[Begin]
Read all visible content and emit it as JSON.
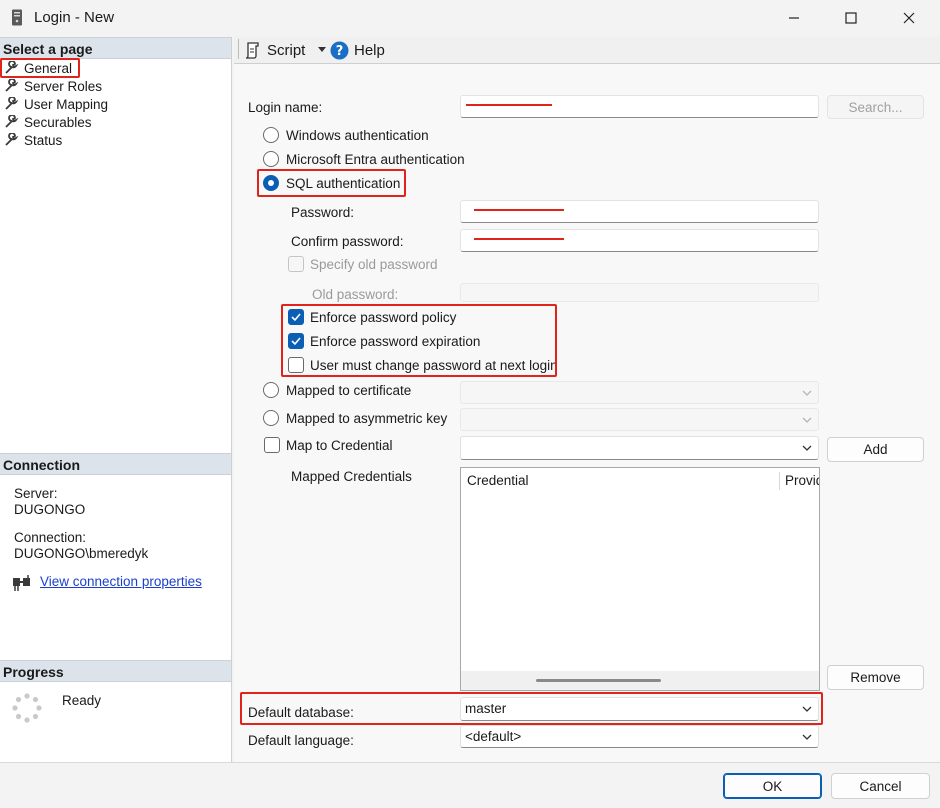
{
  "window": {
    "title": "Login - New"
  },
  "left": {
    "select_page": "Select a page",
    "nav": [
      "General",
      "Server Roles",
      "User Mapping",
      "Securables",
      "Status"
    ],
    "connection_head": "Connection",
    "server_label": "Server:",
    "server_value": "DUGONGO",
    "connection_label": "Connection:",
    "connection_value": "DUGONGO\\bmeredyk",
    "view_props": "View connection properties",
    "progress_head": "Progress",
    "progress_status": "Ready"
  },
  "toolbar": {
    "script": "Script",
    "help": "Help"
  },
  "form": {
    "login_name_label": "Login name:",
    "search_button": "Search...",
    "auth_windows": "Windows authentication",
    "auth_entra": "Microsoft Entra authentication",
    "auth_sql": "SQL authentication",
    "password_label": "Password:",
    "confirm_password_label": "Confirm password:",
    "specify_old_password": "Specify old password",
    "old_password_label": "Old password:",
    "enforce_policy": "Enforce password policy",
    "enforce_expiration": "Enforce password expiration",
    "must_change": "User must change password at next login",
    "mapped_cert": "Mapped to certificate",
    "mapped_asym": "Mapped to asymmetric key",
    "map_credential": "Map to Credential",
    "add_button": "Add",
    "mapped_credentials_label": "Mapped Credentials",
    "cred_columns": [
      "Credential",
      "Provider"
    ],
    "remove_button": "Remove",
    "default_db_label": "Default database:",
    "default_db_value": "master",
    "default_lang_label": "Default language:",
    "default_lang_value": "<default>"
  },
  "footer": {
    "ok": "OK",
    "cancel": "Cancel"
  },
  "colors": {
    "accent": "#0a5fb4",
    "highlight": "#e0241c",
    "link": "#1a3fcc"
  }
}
[End]
[Begin]
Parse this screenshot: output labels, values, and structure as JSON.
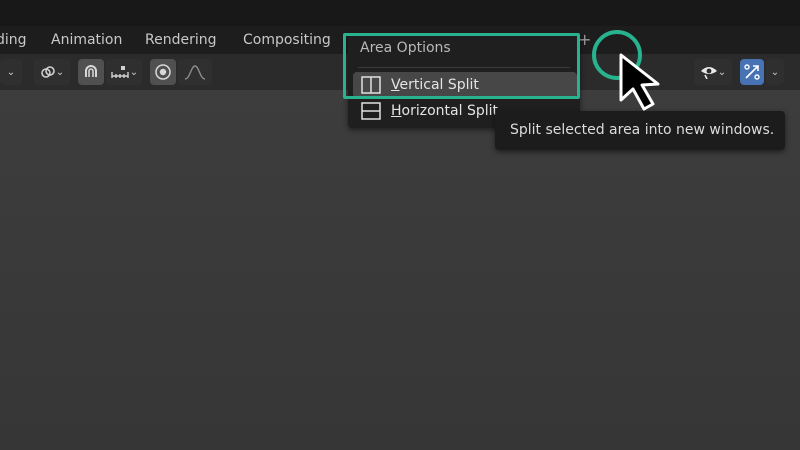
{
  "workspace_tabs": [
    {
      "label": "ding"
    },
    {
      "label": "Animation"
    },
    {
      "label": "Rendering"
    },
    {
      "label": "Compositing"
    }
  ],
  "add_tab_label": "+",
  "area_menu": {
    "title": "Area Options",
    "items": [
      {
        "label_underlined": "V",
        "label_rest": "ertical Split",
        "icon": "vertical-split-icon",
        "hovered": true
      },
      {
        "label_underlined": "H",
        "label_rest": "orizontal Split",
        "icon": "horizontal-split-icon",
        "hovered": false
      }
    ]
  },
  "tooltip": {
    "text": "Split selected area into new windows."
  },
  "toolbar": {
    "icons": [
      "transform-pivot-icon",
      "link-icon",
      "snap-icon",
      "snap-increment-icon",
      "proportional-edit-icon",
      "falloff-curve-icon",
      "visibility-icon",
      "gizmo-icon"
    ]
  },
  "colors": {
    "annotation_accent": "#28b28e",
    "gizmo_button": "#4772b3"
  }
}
[End]
== To do ==
Filter lines by "DUGONGO" and return each hit.

== Result for this task ==
    "server_value": "DUGONGO",
    "connection_value": "DUGONGO\\bmeredyk",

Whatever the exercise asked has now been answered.